_Stated problem_: Below is some material; transcribe all of it exactly.

_Data records_:
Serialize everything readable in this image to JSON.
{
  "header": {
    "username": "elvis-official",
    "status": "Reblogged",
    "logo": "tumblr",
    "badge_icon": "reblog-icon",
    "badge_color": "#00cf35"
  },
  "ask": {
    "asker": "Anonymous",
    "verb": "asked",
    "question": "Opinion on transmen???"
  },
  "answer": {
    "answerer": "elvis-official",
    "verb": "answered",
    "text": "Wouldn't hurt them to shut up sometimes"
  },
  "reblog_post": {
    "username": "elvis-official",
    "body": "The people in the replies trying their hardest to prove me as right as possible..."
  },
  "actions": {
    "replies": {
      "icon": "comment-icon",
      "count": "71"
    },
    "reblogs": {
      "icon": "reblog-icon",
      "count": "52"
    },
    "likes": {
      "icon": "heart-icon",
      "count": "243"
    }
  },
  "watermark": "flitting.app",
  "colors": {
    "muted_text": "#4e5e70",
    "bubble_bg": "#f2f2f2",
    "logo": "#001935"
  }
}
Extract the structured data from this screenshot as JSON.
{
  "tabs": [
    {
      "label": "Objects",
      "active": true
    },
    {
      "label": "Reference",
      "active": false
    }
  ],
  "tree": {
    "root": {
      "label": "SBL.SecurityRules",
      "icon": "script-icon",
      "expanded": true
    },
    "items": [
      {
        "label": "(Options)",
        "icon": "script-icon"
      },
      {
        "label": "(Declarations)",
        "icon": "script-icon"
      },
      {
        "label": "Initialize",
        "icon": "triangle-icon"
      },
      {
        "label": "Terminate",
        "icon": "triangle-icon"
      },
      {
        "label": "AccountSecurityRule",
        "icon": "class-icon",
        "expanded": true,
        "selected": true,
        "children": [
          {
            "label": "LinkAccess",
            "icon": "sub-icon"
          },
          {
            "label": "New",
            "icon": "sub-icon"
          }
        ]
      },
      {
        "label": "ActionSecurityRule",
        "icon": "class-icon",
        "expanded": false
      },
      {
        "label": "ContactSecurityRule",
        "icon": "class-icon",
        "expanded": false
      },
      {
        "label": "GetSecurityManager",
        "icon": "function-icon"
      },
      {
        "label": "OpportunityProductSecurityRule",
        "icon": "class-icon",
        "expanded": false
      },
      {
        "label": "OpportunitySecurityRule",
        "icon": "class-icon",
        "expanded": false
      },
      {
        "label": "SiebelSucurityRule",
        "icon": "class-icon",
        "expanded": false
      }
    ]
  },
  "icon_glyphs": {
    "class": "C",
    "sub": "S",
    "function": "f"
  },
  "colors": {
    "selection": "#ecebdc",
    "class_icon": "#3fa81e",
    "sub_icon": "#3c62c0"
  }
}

_Solution to the problem_:
Serialize everything readable in this image to JSON.
{
  "header": {
    "username": "elvis-official",
    "status": "Reblogged",
    "logo": "tumblr",
    "badge_icon": "reblog-icon",
    "badge_color": "#00cf35"
  },
  "ask": {
    "asker": "Anonymous",
    "verb": "asked",
    "question": "Opinion on transmen???"
  },
  "answer": {
    "answerer": "elvis-official",
    "verb": "answered",
    "text": "Wouldn't hurt them to shut up sometimes"
  },
  "reblog_post": {
    "username": "elvis-official",
    "body": "The people in the replies trying their hardest to prove me as right as possible..."
  },
  "actions": {
    "replies": {
      "icon": "comment-icon",
      "count": "71"
    },
    "reblogs": {
      "icon": "reblog-icon",
      "count": "52"
    },
    "likes": {
      "icon": "heart-icon",
      "count": "243"
    }
  },
  "watermark": "flitting.app",
  "colors": {
    "muted_text": "#4e5e70",
    "bubble_bg": "#f2f2f2",
    "logo": "#001935"
  }
}
Extract the structured data from this screenshot as JSON.
{
  "tabs": [
    {
      "label": "Objects",
      "active": true
    },
    {
      "label": "Reference",
      "active": false
    }
  ],
  "tree": {
    "root": {
      "label": "SBL.SecurityRules",
      "icon": "script-icon",
      "expanded": true
    },
    "items": [
      {
        "label": "(Options)",
        "icon": "script-icon"
      },
      {
        "label": "(Declarations)",
        "icon": "script-icon"
      },
      {
        "label": "Initialize",
        "icon": "triangle-icon"
      },
      {
        "label": "Terminate",
        "icon": "triangle-icon"
      },
      {
        "label": "AccountSecurityRule",
        "icon": "class-icon",
        "expanded": true,
        "selected": true,
        "children": [
          {
            "label": "LinkAccess",
            "icon": "sub-icon"
          },
          {
            "label": "New",
            "icon": "sub-icon"
          }
        ]
      },
      {
        "label": "ActionSecurityRule",
        "icon": "class-icon",
        "expanded": false
      },
      {
        "label": "ContactSecurityRule",
        "icon": "class-icon",
        "expanded": false
      },
      {
        "label": "GetSecurityManager",
        "icon": "function-icon"
      },
      {
        "label": "OpportunityProductSecurityRule",
        "icon": "class-icon",
        "expanded": false
      },
      {
        "label": "OpportunitySecurityRule",
        "icon": "class-icon",
        "expanded": false
      },
      {
        "label": "SiebelSucurityRule",
        "icon": "class-icon",
        "expanded": false
      }
    ]
  },
  "icon_glyphs": {
    "class": "C",
    "sub": "S",
    "function": "f"
  },
  "colors": {
    "selection": "#ecebdc",
    "class_icon": "#3fa81e",
    "sub_icon": "#3c62c0"
  }
}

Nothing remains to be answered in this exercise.